(Stored entries)
▬▬▬▬▬▬

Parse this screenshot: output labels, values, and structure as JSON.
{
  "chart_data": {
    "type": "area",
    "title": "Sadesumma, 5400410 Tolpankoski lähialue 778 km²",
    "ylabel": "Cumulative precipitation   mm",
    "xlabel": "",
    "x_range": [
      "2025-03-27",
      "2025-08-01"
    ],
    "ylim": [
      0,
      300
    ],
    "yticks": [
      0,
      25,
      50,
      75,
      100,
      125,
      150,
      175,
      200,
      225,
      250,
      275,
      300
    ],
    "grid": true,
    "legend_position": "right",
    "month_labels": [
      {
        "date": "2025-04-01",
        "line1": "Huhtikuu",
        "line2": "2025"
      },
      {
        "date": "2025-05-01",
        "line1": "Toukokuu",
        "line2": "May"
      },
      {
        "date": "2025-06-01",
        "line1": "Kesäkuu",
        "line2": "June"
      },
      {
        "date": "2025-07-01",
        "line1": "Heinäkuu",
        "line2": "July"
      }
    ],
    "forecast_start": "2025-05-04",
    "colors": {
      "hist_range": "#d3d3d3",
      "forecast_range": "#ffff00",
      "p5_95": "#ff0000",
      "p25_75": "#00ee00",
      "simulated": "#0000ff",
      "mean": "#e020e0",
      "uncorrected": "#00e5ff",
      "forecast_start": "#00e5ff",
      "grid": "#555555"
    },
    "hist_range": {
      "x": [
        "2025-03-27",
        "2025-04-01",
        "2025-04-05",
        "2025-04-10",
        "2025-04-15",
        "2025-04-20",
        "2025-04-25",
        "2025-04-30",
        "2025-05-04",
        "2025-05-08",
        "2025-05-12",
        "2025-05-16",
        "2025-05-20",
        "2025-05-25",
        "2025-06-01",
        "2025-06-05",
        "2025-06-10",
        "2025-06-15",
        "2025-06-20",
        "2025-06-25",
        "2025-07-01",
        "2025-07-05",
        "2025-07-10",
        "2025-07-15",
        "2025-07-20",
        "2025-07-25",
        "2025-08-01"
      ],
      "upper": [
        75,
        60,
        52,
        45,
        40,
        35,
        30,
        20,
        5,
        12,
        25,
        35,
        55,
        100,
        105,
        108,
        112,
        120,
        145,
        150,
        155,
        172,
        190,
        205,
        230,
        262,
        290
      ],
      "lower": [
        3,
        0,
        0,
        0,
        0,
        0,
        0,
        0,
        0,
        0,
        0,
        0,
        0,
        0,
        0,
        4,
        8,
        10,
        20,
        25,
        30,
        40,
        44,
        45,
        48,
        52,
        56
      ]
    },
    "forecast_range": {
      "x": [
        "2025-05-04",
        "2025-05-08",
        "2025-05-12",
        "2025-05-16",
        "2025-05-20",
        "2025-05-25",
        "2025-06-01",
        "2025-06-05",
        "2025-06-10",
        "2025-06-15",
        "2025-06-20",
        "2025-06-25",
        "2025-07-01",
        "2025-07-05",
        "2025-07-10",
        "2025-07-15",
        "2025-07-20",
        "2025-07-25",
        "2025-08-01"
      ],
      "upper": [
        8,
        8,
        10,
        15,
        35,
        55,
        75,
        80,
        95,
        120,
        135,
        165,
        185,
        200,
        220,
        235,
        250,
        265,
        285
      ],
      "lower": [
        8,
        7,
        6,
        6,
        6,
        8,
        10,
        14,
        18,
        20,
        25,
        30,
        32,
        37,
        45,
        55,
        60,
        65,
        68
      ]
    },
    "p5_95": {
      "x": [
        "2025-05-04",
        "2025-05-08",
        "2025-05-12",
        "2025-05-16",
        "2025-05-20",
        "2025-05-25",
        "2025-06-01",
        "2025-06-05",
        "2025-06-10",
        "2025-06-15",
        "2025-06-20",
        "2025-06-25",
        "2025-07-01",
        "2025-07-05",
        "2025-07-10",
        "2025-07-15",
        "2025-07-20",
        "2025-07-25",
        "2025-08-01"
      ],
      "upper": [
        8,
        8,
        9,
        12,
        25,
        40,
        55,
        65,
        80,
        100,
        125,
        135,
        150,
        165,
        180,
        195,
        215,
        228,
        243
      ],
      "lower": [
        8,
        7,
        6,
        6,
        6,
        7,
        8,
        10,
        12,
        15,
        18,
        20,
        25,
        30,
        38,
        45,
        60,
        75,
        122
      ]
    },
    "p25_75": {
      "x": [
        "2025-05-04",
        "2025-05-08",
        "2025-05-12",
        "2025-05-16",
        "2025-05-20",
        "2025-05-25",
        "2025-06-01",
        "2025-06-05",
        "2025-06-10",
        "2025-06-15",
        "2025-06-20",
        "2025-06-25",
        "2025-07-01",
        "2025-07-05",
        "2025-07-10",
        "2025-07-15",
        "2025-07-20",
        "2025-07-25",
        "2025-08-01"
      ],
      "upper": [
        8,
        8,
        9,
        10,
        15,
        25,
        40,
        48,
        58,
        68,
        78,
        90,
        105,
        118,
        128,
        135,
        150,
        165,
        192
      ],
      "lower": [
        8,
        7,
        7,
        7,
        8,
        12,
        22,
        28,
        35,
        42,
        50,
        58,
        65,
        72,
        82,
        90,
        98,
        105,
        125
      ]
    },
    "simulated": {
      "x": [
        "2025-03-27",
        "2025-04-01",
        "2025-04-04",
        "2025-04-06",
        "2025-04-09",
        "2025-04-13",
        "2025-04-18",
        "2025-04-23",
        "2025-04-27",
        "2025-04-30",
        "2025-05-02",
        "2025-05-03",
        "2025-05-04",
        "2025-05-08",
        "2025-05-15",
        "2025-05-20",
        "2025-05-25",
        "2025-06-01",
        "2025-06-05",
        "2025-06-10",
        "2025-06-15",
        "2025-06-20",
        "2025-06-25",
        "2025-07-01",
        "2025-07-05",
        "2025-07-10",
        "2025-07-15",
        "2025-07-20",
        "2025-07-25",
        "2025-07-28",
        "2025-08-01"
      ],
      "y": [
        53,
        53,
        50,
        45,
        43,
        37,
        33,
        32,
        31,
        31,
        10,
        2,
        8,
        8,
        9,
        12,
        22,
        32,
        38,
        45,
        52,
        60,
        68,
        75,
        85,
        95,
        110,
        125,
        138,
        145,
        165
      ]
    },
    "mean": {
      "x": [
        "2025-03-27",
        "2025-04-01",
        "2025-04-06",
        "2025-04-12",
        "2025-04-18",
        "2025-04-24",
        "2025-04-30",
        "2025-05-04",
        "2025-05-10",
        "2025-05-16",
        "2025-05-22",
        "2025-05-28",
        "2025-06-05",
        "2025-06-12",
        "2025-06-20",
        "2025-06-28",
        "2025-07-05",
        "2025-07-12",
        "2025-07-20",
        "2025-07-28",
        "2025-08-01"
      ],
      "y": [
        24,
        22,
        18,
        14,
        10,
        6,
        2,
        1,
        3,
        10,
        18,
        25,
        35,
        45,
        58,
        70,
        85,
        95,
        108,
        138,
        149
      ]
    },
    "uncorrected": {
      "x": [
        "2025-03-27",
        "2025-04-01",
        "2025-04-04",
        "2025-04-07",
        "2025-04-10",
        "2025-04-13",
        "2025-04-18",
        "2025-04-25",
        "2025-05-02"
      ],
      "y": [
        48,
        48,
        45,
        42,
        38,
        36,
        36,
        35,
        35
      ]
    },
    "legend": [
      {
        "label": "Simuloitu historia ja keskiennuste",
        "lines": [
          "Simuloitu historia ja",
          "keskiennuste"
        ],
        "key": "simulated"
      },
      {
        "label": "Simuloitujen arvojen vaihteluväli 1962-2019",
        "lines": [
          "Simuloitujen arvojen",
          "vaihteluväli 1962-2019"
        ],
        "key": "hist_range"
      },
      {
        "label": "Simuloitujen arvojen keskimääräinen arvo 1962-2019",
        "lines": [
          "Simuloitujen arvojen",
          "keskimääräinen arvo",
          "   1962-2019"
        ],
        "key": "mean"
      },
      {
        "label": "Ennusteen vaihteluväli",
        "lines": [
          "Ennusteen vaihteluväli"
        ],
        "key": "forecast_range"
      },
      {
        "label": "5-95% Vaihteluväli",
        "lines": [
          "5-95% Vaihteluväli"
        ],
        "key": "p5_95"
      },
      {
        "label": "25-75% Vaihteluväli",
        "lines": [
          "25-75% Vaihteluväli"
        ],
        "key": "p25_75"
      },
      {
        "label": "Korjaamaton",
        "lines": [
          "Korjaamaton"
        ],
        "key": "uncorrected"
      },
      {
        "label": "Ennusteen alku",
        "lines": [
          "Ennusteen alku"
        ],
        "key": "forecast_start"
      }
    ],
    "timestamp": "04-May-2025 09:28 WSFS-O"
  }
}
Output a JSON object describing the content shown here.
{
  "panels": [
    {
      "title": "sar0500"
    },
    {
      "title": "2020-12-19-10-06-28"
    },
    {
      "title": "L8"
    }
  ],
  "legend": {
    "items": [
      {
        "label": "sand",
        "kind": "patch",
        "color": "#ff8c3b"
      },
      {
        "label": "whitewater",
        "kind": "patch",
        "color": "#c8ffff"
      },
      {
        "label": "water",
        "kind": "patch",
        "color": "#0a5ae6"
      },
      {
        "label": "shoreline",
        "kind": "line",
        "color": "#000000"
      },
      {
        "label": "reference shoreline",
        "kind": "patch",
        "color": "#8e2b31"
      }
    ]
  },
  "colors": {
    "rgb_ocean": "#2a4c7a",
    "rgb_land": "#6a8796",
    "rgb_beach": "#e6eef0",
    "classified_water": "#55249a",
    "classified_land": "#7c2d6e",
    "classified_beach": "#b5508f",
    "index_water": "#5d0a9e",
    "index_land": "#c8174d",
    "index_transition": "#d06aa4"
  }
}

▬▬▬▬▬▬

■ **TASK TO COMPLETE**
Exactly reproduce the lines that run from the line with "Output a JSON" through the last line of the records, inclusive.

■ **RESPONSE FOR THIS EXERCISE**
Output a JSON object describing the content shown here.
{
  "panels": [
    {
      "title": "sar0500"
    },
    {
      "title": "2020-12-19-10-06-28"
    },
    {
      "title": "L8"
    }
  ],
  "legend": {
    "items": [
      {
        "label": "sand",
        "kind": "patch",
        "color": "#ff8c3b"
      },
      {
        "label": "whitewater",
        "kind": "patch",
        "color": "#c8ffff"
      },
      {
        "label": "water",
        "kind": "patch",
        "color": "#0a5ae6"
      },
      {
        "label": "shoreline",
        "kind": "line",
        "color": "#000000"
      },
      {
        "label": "reference shoreline",
        "kind": "patch",
        "color": "#8e2b31"
      }
    ]
  },
  "colors": {
    "rgb_ocean": "#2a4c7a",
    "rgb_land": "#6a8796",
    "rgb_beach": "#e6eef0",
    "classified_water": "#55249a",
    "classified_land": "#7c2d6e",
    "classified_beach": "#b5508f",
    "index_water": "#5d0a9e",
    "index_land": "#c8174d",
    "index_transition": "#d06aa4"
  }
}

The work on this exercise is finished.